WHAT THIS TASK INVOLVES:
Count every line that has the word "Salix" in it; give no more than the number.

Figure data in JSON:

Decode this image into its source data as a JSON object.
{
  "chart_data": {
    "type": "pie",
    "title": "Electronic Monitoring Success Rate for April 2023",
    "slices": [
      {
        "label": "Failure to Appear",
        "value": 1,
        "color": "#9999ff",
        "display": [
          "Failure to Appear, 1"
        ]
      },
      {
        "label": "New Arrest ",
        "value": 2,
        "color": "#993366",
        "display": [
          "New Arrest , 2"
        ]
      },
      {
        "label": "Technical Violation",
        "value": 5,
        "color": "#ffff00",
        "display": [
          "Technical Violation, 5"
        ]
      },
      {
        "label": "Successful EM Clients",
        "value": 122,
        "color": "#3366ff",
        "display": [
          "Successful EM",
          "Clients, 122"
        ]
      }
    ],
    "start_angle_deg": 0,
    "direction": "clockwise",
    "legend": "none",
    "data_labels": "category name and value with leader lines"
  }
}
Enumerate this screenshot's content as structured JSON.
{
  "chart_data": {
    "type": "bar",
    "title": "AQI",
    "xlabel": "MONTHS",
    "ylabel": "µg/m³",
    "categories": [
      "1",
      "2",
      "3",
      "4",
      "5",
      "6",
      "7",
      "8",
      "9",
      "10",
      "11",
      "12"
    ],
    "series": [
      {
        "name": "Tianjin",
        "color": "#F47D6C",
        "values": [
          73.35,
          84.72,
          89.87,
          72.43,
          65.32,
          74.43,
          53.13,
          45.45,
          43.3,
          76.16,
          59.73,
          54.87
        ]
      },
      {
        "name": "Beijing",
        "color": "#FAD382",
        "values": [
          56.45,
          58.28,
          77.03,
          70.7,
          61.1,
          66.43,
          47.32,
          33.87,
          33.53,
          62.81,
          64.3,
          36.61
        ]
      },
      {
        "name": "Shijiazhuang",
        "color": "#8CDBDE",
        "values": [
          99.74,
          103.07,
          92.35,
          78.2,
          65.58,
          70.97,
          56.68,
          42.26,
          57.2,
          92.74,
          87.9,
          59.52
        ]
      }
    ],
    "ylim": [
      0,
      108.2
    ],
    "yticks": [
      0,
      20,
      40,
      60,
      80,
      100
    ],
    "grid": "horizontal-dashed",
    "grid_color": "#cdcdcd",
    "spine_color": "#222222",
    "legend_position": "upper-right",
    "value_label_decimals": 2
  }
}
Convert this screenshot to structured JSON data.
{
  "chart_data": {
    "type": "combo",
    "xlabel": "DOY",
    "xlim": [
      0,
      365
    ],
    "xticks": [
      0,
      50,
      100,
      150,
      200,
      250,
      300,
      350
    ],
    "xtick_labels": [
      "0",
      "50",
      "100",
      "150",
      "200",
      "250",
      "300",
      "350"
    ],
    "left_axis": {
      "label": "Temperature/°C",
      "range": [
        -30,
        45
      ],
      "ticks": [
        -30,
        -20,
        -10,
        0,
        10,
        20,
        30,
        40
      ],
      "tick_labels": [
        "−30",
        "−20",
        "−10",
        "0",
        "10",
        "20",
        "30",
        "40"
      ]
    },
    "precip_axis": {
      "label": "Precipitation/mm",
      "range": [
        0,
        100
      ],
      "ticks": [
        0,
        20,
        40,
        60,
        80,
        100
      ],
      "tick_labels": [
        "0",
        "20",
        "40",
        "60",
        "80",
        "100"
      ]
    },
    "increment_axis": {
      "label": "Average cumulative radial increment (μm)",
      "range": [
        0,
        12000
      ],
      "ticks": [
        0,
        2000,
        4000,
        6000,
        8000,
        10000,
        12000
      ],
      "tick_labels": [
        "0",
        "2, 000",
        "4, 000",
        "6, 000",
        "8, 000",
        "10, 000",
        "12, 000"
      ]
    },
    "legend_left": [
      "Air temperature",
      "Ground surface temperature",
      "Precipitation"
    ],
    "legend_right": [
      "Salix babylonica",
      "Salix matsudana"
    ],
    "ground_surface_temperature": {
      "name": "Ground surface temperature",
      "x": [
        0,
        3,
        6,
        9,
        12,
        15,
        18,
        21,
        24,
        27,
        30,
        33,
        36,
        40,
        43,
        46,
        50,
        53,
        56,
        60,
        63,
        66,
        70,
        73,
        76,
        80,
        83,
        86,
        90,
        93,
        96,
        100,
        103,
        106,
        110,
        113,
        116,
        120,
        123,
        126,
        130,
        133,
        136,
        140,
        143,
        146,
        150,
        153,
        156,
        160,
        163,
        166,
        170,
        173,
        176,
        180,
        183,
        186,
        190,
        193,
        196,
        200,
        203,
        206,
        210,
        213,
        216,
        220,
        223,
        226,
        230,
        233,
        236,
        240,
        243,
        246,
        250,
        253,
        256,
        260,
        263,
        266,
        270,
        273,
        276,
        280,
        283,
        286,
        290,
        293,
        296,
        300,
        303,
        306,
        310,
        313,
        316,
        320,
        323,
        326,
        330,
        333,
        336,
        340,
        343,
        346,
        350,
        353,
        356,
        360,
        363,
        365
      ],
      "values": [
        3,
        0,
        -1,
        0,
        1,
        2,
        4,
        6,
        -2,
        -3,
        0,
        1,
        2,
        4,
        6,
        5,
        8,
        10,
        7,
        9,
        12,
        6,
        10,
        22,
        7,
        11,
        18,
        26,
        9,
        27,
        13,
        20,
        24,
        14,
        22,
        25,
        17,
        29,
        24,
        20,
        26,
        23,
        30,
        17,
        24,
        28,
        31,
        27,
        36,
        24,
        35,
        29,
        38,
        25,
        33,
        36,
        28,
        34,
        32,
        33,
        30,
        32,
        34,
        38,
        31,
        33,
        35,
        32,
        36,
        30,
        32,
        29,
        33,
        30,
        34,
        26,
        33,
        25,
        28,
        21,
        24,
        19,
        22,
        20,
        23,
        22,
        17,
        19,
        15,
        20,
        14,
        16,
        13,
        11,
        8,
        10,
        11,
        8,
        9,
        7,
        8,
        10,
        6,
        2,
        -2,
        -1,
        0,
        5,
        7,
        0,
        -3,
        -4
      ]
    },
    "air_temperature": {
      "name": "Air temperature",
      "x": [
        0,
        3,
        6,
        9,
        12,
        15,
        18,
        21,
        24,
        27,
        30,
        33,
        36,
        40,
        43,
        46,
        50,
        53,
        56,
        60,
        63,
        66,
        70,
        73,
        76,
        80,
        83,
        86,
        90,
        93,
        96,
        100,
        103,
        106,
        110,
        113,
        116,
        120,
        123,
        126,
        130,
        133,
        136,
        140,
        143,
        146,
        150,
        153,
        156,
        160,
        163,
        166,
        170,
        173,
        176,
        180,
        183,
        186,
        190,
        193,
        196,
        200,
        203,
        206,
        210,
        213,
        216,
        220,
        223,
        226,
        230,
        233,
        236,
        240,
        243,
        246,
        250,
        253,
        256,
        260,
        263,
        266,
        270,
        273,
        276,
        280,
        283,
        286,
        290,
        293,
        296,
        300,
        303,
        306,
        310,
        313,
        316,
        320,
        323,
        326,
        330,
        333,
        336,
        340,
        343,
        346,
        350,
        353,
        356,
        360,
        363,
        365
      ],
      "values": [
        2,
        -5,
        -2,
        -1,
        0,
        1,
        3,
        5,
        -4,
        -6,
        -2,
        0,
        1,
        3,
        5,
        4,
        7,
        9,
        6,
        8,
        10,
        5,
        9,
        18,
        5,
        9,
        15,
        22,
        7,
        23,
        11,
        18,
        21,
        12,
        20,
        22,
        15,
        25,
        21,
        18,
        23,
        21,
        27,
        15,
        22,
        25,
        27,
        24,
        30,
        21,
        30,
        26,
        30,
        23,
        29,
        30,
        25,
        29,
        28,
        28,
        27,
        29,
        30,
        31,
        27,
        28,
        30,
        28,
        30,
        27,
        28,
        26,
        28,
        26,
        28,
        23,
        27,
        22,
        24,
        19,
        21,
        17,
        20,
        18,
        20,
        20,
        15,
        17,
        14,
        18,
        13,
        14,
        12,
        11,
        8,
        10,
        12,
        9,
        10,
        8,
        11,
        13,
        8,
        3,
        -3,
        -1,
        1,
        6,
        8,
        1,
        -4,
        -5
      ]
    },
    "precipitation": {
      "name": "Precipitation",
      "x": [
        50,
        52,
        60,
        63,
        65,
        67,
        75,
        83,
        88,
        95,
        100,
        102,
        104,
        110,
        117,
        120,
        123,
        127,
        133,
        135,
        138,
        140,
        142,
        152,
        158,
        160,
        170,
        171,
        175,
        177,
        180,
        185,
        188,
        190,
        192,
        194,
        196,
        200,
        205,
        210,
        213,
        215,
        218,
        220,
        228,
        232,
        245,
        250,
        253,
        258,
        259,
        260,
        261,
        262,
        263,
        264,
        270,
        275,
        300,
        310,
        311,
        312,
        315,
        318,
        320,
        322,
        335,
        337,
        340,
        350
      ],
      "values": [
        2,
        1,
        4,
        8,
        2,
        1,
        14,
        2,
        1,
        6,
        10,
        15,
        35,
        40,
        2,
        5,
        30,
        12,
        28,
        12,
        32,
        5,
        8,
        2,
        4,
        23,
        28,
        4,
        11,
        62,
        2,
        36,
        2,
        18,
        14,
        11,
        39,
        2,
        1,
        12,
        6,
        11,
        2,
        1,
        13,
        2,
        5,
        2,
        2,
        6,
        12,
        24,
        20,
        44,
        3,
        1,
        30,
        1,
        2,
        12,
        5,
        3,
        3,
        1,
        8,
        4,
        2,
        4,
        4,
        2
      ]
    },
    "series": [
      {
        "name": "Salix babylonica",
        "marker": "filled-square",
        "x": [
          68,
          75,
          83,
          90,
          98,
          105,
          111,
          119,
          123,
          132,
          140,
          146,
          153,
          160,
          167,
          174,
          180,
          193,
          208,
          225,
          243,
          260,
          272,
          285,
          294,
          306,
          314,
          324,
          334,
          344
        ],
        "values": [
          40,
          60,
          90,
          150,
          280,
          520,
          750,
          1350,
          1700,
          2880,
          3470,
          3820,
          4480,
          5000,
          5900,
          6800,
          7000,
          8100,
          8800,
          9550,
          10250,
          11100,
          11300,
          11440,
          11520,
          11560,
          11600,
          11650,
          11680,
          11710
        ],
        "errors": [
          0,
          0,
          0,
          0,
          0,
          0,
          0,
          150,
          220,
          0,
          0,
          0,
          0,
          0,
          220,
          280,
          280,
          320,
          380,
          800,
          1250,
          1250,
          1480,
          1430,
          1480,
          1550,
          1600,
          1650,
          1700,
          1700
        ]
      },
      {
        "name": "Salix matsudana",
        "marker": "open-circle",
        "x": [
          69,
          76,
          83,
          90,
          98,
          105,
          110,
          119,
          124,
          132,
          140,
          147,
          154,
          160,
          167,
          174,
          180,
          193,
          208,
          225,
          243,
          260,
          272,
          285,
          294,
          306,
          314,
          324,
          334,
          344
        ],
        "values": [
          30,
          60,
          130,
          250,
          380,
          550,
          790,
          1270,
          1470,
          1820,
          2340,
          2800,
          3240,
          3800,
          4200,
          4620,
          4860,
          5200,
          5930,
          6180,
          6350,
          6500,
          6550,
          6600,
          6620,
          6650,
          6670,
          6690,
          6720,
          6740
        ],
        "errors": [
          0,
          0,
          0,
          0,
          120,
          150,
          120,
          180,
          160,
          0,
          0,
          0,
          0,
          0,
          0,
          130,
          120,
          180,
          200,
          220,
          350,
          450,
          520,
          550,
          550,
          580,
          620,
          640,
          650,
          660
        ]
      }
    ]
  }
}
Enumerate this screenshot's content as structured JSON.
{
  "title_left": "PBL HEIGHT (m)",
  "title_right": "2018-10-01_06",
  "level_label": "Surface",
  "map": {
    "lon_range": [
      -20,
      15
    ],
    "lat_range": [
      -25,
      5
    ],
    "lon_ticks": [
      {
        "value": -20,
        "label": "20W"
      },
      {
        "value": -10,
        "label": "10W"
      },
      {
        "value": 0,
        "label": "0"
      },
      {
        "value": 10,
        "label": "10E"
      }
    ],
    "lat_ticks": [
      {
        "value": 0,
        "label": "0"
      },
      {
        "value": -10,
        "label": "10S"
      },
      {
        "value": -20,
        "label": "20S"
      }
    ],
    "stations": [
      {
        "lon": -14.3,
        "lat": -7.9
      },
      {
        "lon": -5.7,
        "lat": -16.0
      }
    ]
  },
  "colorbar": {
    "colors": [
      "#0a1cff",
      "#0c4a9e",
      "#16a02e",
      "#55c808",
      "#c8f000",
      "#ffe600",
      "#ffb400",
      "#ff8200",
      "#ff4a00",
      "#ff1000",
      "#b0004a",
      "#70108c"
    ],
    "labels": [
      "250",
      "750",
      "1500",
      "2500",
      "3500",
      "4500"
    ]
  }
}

TASK RESPONSE:
4